_Exercise prompt:_ Print all entries precisely as they are written.

Data extracted from a collection:

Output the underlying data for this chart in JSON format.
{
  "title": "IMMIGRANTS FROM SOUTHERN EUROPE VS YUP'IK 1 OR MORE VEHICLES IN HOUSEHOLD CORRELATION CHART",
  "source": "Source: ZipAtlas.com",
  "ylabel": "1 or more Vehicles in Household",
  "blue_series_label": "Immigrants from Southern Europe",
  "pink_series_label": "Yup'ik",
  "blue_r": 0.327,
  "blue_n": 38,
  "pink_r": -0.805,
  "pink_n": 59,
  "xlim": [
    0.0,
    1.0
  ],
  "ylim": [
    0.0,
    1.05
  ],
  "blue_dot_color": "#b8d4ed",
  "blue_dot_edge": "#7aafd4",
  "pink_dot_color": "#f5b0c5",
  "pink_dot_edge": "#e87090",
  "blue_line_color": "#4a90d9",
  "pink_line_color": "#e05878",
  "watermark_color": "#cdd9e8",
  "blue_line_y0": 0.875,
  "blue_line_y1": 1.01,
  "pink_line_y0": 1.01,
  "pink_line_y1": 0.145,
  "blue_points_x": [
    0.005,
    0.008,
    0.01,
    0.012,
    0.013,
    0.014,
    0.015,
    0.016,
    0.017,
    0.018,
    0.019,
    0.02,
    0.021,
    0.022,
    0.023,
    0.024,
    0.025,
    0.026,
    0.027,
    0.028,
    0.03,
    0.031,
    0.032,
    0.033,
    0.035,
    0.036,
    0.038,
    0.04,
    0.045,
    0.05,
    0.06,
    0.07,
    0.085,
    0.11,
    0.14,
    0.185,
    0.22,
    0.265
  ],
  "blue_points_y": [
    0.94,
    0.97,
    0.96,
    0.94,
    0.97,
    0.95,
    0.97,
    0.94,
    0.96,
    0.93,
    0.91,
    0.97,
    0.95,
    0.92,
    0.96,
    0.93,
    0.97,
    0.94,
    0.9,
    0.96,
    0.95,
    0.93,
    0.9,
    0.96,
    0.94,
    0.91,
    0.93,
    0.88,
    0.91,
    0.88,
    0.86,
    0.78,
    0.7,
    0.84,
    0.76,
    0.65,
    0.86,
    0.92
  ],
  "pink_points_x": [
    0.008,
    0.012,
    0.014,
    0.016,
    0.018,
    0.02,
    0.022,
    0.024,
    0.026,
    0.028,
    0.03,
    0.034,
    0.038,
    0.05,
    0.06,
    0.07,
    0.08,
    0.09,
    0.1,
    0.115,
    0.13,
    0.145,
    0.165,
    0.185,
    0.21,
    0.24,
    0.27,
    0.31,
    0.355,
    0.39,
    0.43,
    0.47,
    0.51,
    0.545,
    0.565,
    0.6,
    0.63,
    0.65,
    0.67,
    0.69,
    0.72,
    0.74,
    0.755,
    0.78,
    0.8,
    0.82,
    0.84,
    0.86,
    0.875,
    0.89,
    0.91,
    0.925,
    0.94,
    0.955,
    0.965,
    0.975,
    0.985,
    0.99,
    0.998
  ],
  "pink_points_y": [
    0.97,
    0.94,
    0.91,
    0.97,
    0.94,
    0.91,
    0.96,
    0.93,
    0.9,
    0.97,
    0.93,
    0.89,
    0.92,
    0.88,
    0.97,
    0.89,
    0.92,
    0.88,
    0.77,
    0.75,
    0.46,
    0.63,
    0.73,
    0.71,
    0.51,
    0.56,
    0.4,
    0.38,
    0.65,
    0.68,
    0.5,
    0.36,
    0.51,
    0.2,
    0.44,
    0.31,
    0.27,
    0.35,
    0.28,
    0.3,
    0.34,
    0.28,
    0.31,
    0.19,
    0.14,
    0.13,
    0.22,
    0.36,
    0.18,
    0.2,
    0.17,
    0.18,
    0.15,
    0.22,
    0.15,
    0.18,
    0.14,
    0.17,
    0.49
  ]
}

_Solution below:_
Output the underlying data for this chart in JSON format.
{
  "title": "IMMIGRANTS FROM SOUTHERN EUROPE VS YUP'IK 1 OR MORE VEHICLES IN HOUSEHOLD CORRELATION CHART",
  "source": "Source: ZipAtlas.com",
  "ylabel": "1 or more Vehicles in Household",
  "blue_series_label": "Immigrants from Southern Europe",
  "pink_series_label": "Yup'ik",
  "blue_r": 0.327,
  "blue_n": 38,
  "pink_r": -0.805,
  "pink_n": 59,
  "xlim": [
    0.0,
    1.0
  ],
  "ylim": [
    0.0,
    1.05
  ],
  "blue_dot_color": "#b8d4ed",
  "blue_dot_edge": "#7aafd4",
  "pink_dot_color": "#f5b0c5",
  "pink_dot_edge": "#e87090",
  "blue_line_color": "#4a90d9",
  "pink_line_color": "#e05878",
  "watermark_color": "#cdd9e8",
  "blue_line_y0": 0.875,
  "blue_line_y1": 1.01,
  "pink_line_y0": 1.01,
  "pink_line_y1": 0.145,
  "blue_points_x": [
    0.005,
    0.008,
    0.01,
    0.012,
    0.013,
    0.014,
    0.015,
    0.016,
    0.017,
    0.018,
    0.019,
    0.02,
    0.021,
    0.022,
    0.023,
    0.024,
    0.025,
    0.026,
    0.027,
    0.028,
    0.03,
    0.031,
    0.032,
    0.033,
    0.035,
    0.036,
    0.038,
    0.04,
    0.045,
    0.05,
    0.06,
    0.07,
    0.085,
    0.11,
    0.14,
    0.185,
    0.22,
    0.265
  ],
  "blue_points_y": [
    0.94,
    0.97,
    0.96,
    0.94,
    0.97,
    0.95,
    0.97,
    0.94,
    0.96,
    0.93,
    0.91,
    0.97,
    0.95,
    0.92,
    0.96,
    0.93,
    0.97,
    0.94,
    0.9,
    0.96,
    0.95,
    0.93,
    0.9,
    0.96,
    0.94,
    0.91,
    0.93,
    0.88,
    0.91,
    0.88,
    0.86,
    0.78,
    0.7,
    0.84,
    0.76,
    0.65,
    0.86,
    0.92
  ],
  "pink_points_x": [
    0.008,
    0.012,
    0.014,
    0.016,
    0.018,
    0.02,
    0.022,
    0.024,
    0.026,
    0.028,
    0.03,
    0.034,
    0.038,
    0.05,
    0.06,
    0.07,
    0.08,
    0.09,
    0.1,
    0.115,
    0.13,
    0.145,
    0.165,
    0.185,
    0.21,
    0.24,
    0.27,
    0.31,
    0.355,
    0.39,
    0.43,
    0.47,
    0.51,
    0.545,
    0.565,
    0.6,
    0.63,
    0.65,
    0.67,
    0.69,
    0.72,
    0.74,
    0.755,
    0.78,
    0.8,
    0.82,
    0.84,
    0.86,
    0.875,
    0.89,
    0.91,
    0.925,
    0.94,
    0.955,
    0.965,
    0.975,
    0.985,
    0.99,
    0.998
  ],
  "pink_points_y": [
    0.97,
    0.94,
    0.91,
    0.97,
    0.94,
    0.91,
    0.96,
    0.93,
    0.9,
    0.97,
    0.93,
    0.89,
    0.92,
    0.88,
    0.97,
    0.89,
    0.92,
    0.88,
    0.77,
    0.75,
    0.46,
    0.63,
    0.73,
    0.71,
    0.51,
    0.56,
    0.4,
    0.38,
    0.65,
    0.68,
    0.5,
    0.36,
    0.51,
    0.2,
    0.44,
    0.31,
    0.27,
    0.35,
    0.28,
    0.3,
    0.34,
    0.28,
    0.31,
    0.19,
    0.14,
    0.13,
    0.22,
    0.36,
    0.18,
    0.2,
    0.17,
    0.18,
    0.15,
    0.22,
    0.15,
    0.18,
    0.14,
    0.17,
    0.49
  ]
}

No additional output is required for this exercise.